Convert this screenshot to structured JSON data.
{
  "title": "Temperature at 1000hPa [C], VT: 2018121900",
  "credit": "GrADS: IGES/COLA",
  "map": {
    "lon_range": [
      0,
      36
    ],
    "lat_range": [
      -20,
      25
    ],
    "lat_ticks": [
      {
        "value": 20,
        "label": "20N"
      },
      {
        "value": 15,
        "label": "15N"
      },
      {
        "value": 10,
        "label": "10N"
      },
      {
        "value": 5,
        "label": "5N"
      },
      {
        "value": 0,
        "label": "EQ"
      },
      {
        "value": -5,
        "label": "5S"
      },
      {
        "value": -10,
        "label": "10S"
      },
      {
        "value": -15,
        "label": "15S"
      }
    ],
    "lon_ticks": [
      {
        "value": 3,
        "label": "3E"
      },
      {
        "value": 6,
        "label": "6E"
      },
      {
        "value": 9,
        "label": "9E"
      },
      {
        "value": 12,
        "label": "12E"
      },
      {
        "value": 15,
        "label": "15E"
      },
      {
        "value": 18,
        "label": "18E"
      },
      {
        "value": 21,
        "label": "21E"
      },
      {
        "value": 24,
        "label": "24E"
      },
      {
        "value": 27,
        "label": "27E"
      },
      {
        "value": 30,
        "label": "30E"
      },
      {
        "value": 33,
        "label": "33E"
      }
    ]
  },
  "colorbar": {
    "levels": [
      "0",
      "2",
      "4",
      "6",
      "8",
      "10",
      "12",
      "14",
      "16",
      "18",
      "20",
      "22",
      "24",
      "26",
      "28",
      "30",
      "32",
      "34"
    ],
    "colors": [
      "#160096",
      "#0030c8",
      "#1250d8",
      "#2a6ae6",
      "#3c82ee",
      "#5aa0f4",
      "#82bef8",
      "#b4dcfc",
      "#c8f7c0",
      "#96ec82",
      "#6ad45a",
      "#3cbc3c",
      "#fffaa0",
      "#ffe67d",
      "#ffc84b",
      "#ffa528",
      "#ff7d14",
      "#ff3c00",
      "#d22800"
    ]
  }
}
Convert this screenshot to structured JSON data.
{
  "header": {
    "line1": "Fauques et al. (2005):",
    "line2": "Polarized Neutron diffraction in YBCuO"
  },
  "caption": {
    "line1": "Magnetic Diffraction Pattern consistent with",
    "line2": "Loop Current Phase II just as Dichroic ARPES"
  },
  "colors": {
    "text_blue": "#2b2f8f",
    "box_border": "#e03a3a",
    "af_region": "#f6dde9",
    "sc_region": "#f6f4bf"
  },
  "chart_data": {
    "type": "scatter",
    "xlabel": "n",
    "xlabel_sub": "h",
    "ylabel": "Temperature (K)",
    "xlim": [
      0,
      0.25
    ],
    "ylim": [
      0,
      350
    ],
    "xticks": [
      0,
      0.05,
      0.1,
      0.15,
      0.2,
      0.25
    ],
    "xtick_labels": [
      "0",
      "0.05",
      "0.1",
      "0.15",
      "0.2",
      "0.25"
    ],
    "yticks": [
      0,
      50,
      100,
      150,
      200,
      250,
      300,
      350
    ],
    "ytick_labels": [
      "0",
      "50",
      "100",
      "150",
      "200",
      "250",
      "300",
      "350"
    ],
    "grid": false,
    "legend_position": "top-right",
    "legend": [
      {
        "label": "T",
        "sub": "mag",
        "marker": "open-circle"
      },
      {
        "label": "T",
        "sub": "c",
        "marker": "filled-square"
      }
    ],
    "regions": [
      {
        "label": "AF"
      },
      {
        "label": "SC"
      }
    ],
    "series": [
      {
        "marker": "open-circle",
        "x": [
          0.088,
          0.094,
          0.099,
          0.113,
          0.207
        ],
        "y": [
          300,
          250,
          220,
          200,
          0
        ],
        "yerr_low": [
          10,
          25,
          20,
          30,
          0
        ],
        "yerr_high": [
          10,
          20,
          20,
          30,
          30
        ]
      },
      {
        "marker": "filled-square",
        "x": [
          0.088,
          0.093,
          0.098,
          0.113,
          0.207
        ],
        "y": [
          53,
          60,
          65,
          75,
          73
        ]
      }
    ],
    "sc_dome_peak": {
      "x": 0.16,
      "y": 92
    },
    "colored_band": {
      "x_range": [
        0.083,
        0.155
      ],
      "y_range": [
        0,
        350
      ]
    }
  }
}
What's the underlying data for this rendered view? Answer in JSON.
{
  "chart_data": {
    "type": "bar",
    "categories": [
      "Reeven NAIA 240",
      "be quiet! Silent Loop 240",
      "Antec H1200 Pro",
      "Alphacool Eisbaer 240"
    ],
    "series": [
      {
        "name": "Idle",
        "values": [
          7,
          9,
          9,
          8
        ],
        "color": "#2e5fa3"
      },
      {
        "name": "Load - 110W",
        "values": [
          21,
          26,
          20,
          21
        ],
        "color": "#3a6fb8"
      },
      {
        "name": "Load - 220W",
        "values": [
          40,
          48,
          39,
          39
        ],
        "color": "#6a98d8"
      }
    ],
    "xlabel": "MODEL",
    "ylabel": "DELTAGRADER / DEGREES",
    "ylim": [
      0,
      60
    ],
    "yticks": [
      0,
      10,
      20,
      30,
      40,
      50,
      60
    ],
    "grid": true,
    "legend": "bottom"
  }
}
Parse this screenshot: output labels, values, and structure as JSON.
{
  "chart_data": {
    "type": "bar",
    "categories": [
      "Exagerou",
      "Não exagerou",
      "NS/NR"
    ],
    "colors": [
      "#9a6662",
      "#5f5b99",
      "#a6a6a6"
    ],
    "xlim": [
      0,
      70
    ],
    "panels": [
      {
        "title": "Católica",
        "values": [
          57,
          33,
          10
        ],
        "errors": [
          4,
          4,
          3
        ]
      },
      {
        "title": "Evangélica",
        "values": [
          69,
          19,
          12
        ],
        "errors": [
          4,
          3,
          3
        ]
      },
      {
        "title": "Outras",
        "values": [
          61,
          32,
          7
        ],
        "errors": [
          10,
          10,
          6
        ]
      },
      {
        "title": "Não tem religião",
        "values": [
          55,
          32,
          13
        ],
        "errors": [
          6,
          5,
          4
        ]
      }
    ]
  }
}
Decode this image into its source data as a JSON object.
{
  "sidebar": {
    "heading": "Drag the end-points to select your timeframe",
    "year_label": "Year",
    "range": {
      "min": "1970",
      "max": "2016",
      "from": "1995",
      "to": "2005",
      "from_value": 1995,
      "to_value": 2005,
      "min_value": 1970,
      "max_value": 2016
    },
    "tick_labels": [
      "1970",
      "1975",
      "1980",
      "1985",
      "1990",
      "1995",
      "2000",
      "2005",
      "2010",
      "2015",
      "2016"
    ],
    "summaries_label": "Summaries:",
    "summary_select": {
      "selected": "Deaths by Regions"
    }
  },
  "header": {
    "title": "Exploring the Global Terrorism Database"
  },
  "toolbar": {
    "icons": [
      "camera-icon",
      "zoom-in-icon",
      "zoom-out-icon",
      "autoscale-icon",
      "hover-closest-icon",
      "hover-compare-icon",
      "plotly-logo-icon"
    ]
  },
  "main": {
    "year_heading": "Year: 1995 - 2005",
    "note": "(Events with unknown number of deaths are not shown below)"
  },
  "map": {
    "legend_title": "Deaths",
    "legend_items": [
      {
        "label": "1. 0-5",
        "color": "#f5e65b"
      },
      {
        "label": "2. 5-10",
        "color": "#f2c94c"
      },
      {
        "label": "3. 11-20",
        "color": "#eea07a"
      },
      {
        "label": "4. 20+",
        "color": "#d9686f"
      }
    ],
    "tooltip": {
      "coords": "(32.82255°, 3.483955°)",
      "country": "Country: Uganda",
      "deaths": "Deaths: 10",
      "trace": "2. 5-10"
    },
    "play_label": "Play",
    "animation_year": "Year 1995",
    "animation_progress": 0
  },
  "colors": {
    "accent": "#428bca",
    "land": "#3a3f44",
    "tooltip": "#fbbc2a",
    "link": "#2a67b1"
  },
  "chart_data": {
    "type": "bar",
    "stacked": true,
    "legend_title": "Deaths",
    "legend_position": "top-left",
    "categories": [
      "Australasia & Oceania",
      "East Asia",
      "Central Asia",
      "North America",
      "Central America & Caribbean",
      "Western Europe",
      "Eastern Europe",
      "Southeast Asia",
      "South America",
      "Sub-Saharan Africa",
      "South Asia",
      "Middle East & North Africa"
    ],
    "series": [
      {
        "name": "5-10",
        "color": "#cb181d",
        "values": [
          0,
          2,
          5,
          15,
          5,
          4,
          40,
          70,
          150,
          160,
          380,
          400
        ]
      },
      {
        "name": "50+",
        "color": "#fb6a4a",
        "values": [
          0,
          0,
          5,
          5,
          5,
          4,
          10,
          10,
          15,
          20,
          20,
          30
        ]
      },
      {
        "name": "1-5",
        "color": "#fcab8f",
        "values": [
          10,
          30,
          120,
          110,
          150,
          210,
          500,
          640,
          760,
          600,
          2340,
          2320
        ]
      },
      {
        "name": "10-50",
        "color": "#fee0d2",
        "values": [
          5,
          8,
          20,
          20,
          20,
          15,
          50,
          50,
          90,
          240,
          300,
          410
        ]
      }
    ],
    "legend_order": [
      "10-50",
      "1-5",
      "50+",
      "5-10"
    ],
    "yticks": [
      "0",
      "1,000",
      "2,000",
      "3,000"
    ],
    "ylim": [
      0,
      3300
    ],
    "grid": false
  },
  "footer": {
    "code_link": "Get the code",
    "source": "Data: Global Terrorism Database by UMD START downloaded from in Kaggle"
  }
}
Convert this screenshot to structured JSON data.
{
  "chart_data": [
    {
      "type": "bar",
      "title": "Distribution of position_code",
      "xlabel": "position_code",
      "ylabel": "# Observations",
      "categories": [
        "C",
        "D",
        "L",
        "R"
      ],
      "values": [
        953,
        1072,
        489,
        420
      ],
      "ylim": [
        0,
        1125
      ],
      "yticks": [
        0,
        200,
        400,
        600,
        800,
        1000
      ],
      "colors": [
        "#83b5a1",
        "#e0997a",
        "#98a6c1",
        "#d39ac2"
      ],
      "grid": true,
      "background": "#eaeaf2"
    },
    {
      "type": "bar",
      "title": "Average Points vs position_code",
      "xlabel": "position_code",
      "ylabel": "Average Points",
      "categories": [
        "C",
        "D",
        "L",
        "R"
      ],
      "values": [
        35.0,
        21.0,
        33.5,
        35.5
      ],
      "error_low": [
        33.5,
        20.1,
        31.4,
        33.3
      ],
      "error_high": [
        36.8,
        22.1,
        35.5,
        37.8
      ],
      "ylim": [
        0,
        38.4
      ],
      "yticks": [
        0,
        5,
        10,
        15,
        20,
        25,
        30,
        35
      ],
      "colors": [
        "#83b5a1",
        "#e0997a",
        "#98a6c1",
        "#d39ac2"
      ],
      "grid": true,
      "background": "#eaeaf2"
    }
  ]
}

===

Exercise aim: Look through the material above and pick out each line holding the word "grid".

Solution:
    "grid": false,
    "grid": true,
    "grid": false
      "grid": true,
      "grid": true,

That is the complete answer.